GIVEN PROBLEM >>
Locate every line in the listing below that contains the word "electrode" and copy each of those lines out in full.

DATA PROVIDED >>
★ ★ ★
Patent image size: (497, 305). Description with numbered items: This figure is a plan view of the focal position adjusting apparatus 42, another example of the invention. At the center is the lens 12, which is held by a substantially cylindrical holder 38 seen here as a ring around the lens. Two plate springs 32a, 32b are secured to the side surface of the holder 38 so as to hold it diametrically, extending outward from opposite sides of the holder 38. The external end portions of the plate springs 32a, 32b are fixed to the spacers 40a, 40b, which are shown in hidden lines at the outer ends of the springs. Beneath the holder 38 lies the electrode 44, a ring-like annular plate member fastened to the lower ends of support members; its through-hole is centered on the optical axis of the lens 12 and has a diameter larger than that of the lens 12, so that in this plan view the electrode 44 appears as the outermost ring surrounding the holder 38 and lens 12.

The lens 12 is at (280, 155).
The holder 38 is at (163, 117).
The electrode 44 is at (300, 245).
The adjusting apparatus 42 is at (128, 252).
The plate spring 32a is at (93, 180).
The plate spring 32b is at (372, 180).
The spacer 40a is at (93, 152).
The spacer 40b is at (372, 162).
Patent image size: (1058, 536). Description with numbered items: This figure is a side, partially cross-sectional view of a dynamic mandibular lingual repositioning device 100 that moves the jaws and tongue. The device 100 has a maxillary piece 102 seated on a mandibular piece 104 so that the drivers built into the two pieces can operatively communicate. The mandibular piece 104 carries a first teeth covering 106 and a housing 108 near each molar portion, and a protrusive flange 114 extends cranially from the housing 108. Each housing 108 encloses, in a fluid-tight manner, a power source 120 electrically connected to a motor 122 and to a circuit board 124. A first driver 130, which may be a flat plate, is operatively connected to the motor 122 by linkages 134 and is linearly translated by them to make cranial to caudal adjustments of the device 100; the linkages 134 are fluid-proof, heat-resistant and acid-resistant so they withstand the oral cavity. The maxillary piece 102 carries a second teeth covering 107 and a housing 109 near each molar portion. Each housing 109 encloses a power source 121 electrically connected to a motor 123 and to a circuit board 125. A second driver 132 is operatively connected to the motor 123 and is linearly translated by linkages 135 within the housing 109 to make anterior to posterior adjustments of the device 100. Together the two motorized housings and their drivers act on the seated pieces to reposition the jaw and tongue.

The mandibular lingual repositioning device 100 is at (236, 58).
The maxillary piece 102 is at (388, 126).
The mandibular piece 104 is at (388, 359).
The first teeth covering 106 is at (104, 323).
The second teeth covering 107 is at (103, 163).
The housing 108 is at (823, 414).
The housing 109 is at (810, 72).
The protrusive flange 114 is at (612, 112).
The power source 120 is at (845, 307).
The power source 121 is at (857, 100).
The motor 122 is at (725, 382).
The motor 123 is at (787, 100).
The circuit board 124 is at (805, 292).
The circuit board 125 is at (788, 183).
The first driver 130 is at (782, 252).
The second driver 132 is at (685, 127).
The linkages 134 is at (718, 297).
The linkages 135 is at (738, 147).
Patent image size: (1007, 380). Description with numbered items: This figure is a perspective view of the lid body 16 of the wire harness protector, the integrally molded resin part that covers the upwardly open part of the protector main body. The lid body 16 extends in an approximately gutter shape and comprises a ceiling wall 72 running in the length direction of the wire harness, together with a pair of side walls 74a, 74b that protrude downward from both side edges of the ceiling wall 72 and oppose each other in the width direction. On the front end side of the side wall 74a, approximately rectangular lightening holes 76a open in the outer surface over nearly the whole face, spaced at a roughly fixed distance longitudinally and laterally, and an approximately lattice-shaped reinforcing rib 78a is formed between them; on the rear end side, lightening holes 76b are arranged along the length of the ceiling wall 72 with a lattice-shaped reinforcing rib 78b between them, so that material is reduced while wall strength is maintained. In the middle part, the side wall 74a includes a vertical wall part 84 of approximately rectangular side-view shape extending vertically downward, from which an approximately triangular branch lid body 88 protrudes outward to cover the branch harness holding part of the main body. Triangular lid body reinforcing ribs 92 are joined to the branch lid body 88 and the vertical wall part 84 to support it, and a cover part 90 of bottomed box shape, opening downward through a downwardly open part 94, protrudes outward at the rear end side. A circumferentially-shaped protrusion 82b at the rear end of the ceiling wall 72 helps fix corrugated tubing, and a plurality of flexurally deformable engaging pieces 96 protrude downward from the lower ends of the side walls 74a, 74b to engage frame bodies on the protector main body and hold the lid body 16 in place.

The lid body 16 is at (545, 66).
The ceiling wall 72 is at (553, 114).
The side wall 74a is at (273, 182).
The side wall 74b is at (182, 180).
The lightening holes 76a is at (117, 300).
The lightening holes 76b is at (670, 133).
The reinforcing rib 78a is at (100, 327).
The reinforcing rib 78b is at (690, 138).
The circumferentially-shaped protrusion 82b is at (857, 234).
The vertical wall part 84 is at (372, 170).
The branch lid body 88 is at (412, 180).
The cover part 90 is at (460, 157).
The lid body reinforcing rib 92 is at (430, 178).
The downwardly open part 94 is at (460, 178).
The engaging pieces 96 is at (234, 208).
★ ★ ★
ANSWER >>
Patent image size: (497, 305). Description with numbered items: This figure is a plan view of the focal position adjusting apparatus 42, another example of the invention. At the center is the lens 12, which is held by a substantially cylindrical holder 38 seen here as a ring around the lens. Two plate springs 32a, 32b are secured to the side surface of the holder 38 so as to hold it diametrically, extending outward from opposite sides of the holder 38. The external end portions of the plate springs 32a, 32b are fixed to the spacers 40a, 40b, which are shown in hidden lines at the outer ends of the springs. Beneath the holder 38 lies the electrode 44, a ring-like annular plate member fastened to the lower ends of support members; its through-hole is centered on the optical axis of the lens 12 and has a diameter larger than that of the lens 12, so that in this plan view the electrode 44 appears as the outermost ring surrounding the holder 38 and lens 12.
The electrode 44 is at (300, 245).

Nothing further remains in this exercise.